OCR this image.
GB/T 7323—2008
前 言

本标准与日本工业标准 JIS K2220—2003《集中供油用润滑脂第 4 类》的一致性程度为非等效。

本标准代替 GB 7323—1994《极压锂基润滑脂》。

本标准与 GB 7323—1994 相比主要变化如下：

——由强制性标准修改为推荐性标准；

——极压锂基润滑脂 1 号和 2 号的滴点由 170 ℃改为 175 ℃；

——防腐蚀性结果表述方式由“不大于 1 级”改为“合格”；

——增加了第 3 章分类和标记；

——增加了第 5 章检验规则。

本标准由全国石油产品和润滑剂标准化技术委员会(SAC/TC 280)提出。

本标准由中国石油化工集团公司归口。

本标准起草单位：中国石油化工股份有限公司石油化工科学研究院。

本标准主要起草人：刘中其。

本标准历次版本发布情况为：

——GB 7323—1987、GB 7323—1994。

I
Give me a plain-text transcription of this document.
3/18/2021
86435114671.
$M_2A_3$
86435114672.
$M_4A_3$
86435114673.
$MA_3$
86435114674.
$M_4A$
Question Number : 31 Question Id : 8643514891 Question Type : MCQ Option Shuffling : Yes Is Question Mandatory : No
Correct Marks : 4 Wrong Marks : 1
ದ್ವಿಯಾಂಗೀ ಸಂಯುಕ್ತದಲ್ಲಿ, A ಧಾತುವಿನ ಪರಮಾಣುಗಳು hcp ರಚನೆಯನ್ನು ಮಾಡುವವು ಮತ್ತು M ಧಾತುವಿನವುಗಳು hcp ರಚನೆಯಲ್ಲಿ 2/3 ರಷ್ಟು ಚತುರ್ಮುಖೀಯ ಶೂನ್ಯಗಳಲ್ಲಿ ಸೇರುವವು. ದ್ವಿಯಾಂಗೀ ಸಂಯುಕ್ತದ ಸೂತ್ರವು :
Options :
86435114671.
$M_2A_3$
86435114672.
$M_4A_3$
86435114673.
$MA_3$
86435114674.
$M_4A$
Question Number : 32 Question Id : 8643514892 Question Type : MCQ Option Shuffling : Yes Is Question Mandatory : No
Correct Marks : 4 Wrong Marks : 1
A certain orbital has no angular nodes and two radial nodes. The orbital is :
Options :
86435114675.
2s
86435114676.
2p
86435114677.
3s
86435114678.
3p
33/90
################
GOAL OF THE EXERCISE >>
Write out every entry exactly as given.

WRITTEN ANSWER >>
OCR this image.
GB/T 7323—2008
前 言

本标准与日本工业标准 JIS K2220—2003《集中供油用润滑脂第 4 类》的一致性程度为非等效。

本标准代替 GB 7323—1994《极压锂基润滑脂》。

本标准与 GB 7323—1994 相比主要变化如下：

——由强制性标准修改为推荐性标准；

——极压锂基润滑脂 1 号和 2 号的滴点由 170 ℃改为 175 ℃；

——防腐蚀性结果表述方式由“不大于 1 级”改为“合格”；

——增加了第 3 章分类和标记；

——增加了第 5 章检验规则。

本标准由全国石油产品和润滑剂标准化技术委员会(SAC/TC 280)提出。

本标准由中国石油化工集团公司归口。

本标准起草单位：中国石油化工股份有限公司石油化工科学研究院。

本标准主要起草人：刘中其。

本标准历次版本发布情况为：

——GB 7323—1987、GB 7323—1994。

I
Give me a plain-text transcription of this document.
3/18/2021
86435114671.
$M_2A_3$
86435114672.
$M_4A_3$
86435114673.
$MA_3$
86435114674.
$M_4A$
Question Number : 31 Question Id : 8643514891 Question Type : MCQ Option Shuffling : Yes Is Question Mandatory : No
Correct Marks : 4 Wrong Marks : 1
ದ್ವಿಯಾಂಗೀ ಸಂಯುಕ್ತದಲ್ಲಿ, A ಧಾತುವಿನ ಪರಮಾಣುಗಳು hcp ರಚನೆಯನ್ನು ಮಾಡುವವು ಮತ್ತು M ಧಾತುವಿನವುಗಳು hcp ರಚನೆಯಲ್ಲಿ 2/3 ರಷ್ಟು ಚತುರ್ಮುಖೀಯ ಶೂನ್ಯಗಳಲ್ಲಿ ಸೇರುವವು. ದ್ವಿಯಾಂಗೀ ಸಂಯುಕ್ತದ ಸೂತ್ರವು :
Options :
86435114671.
$M_2A_3$
86435114672.
$M_4A_3$
86435114673.
$MA_3$
86435114674.
$M_4A$
Question Number : 32 Question Id : 8643514892 Question Type : MCQ Option Shuffling : Yes Is Question Mandatory : No
Correct Marks : 4 Wrong Marks : 1
A certain orbital has no angular nodes and two radial nodes. The orbital is :
Options :
86435114675.
2s
86435114676.
2p
86435114677.
3s
86435114678.
3p
33/90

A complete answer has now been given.